-- start of LISTED ENTRIES --

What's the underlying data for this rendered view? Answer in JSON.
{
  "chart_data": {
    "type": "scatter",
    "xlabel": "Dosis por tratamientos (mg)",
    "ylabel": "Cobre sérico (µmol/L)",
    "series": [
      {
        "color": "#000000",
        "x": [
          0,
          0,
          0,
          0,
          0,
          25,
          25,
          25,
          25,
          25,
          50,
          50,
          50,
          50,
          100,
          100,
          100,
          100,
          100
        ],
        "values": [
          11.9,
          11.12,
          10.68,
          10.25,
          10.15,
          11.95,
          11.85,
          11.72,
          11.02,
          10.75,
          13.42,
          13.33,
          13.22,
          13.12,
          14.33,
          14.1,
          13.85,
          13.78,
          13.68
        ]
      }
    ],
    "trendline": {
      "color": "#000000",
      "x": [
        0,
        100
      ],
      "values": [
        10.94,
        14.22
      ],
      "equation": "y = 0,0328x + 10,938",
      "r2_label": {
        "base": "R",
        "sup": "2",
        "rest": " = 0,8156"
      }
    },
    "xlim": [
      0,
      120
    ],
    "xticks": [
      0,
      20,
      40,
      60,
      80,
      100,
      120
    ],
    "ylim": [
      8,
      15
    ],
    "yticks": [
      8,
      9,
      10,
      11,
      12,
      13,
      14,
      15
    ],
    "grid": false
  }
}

-- end of LISTED ENTRIES --
-- start of LISTED ENTRIES --

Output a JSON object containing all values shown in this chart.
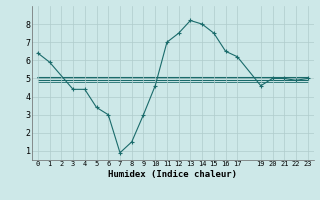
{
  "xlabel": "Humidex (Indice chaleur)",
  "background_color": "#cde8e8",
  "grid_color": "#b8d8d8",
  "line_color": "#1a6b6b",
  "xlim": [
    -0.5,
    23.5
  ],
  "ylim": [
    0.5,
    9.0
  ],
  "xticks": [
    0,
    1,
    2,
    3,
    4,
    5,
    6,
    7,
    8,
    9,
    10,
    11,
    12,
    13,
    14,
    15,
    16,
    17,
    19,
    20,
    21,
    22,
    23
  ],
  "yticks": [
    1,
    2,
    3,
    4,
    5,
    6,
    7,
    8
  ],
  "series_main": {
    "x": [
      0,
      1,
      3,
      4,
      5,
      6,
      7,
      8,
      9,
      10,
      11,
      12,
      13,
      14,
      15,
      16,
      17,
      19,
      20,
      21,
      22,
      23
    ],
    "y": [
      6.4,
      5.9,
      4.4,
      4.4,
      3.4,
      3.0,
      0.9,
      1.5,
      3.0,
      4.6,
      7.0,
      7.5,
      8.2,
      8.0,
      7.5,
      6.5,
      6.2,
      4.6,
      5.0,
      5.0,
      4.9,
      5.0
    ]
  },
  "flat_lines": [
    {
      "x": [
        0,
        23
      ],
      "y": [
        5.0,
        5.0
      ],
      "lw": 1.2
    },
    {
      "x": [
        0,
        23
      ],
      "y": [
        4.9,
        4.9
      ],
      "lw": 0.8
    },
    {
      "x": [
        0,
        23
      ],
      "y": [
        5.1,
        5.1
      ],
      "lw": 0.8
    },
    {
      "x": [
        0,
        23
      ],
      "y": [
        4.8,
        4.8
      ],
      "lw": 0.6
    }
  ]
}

-- end of LISTED ENTRIES --
-- start of LISTED ENTRIES --

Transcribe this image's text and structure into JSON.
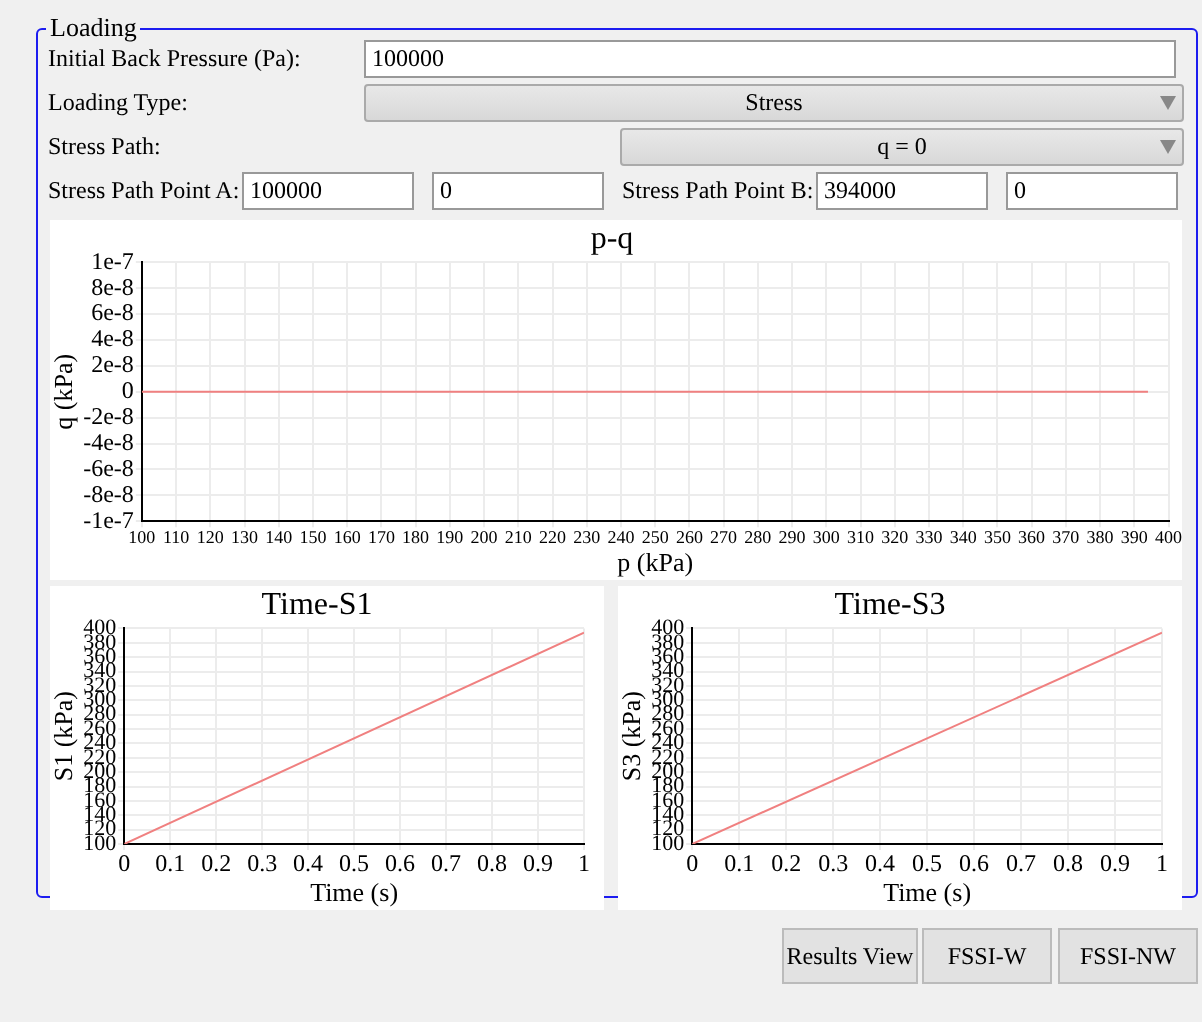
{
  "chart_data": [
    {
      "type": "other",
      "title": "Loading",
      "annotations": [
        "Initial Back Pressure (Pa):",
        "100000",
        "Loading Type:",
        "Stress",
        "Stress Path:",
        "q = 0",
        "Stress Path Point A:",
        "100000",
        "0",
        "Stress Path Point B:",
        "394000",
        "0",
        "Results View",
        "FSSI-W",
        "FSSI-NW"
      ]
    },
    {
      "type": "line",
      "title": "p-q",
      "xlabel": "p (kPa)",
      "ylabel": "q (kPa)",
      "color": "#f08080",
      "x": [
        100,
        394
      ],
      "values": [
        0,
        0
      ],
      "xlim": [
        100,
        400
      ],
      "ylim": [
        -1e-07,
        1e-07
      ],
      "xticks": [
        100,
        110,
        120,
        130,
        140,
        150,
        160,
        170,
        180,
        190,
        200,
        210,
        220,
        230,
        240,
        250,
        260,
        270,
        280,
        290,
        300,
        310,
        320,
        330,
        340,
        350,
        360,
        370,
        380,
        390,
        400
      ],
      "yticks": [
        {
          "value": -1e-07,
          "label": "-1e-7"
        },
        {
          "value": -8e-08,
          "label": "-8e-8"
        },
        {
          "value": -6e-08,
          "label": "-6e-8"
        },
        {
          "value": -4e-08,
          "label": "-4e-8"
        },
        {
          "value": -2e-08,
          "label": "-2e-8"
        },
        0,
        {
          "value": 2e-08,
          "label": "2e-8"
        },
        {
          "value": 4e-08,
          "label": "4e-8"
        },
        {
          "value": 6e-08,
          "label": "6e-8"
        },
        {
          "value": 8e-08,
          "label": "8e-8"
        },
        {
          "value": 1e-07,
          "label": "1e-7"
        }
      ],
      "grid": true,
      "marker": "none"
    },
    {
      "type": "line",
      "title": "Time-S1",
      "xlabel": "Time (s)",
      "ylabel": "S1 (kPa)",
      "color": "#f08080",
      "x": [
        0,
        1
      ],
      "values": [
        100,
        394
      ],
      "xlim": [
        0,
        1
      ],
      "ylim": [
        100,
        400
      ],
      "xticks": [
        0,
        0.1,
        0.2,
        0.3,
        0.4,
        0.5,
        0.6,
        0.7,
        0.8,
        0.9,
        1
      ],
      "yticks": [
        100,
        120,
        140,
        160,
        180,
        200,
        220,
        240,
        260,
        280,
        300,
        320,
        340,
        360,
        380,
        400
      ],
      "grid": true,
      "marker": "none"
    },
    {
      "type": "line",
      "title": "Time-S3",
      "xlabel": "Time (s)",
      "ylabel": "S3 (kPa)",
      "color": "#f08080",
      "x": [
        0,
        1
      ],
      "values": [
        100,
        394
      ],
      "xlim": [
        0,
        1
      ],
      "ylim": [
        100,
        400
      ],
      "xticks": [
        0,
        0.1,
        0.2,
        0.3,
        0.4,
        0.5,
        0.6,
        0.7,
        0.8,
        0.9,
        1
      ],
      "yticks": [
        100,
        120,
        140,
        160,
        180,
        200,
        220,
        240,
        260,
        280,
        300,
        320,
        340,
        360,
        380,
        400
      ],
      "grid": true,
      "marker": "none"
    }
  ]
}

-- end of LISTED ENTRIES --

» **THE TASK**
Tell how many lines in the material contain the word "Path". Only the number is wanted.

» **THE COMPLETED TASK**
3